*Objective:*
Print the whole listing below line for line, with every character unchanged.

*Dataset records:*
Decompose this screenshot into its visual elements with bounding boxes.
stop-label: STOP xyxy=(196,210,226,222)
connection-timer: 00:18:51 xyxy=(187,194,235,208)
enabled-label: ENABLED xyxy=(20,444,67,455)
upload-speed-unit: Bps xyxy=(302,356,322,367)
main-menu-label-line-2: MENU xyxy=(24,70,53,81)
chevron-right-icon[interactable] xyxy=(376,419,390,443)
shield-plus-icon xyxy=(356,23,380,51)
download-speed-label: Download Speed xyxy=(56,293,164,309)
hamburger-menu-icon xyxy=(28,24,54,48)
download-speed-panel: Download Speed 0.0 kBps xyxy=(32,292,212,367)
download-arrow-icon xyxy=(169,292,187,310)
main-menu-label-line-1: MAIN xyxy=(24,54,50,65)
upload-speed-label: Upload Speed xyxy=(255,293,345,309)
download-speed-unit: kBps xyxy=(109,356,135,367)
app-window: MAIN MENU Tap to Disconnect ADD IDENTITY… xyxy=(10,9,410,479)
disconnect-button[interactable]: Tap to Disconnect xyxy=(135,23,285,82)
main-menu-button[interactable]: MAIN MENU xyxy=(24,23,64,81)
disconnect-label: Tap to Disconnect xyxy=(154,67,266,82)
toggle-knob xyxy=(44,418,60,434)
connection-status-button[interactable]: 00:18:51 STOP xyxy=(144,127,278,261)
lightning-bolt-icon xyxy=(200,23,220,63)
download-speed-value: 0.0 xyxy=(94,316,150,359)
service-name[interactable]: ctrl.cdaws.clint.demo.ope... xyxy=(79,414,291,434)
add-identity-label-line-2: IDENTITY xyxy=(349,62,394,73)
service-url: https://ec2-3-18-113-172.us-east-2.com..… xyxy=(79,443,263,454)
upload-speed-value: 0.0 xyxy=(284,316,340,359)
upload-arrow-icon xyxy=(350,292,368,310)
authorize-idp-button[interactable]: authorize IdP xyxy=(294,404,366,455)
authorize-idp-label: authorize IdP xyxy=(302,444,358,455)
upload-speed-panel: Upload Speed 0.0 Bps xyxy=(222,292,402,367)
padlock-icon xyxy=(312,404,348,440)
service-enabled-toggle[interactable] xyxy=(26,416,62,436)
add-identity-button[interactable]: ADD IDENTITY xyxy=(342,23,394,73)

*Exercise output:*
Decompose this screenshot into its visual elements with bounding boxes.
stop-label: STOP xyxy=(196,210,226,222)
connection-timer: 00:18:51 xyxy=(187,194,235,208)
enabled-label: ENABLED xyxy=(20,444,67,455)
upload-speed-unit: Bps xyxy=(302,356,322,367)
main-menu-label-line-2: MENU xyxy=(24,70,53,81)
chevron-right-icon[interactable] xyxy=(376,419,390,443)
shield-plus-icon xyxy=(356,23,380,51)
download-speed-label: Download Speed xyxy=(56,293,164,309)
hamburger-menu-icon xyxy=(28,24,54,48)
download-speed-panel: Download Speed 0.0 kBps xyxy=(32,292,212,367)
download-arrow-icon xyxy=(169,292,187,310)
main-menu-label-line-1: MAIN xyxy=(24,54,50,65)
upload-speed-label: Upload Speed xyxy=(255,293,345,309)
download-speed-unit: kBps xyxy=(109,356,135,367)
app-window: MAIN MENU Tap to Disconnect ADD IDENTITY… xyxy=(10,9,410,479)
disconnect-button[interactable]: Tap to Disconnect xyxy=(135,23,285,82)
main-menu-button[interactable]: MAIN MENU xyxy=(24,23,64,81)
disconnect-label: Tap to Disconnect xyxy=(154,67,266,82)
toggle-knob xyxy=(44,418,60,434)
connection-status-button[interactable]: 00:18:51 STOP xyxy=(144,127,278,261)
lightning-bolt-icon xyxy=(200,23,220,63)
download-speed-value: 0.0 xyxy=(94,316,150,359)
service-name[interactable]: ctrl.cdaws.clint.demo.ope... xyxy=(79,414,291,434)
add-identity-label-line-2: IDENTITY xyxy=(349,62,394,73)
service-url: https://ec2-3-18-113-172.us-east-2.com..… xyxy=(79,443,263,454)
upload-speed-value: 0.0 xyxy=(284,316,340,359)
upload-arrow-icon xyxy=(350,292,368,310)
authorize-idp-button[interactable]: authorize IdP xyxy=(294,404,366,455)
authorize-idp-label: authorize IdP xyxy=(302,444,358,455)
upload-speed-panel: Upload Speed 0.0 Bps xyxy=(222,292,402,367)
padlock-icon xyxy=(312,404,348,440)
service-enabled-toggle[interactable] xyxy=(26,416,62,436)
add-identity-button[interactable]: ADD IDENTITY xyxy=(342,23,394,73)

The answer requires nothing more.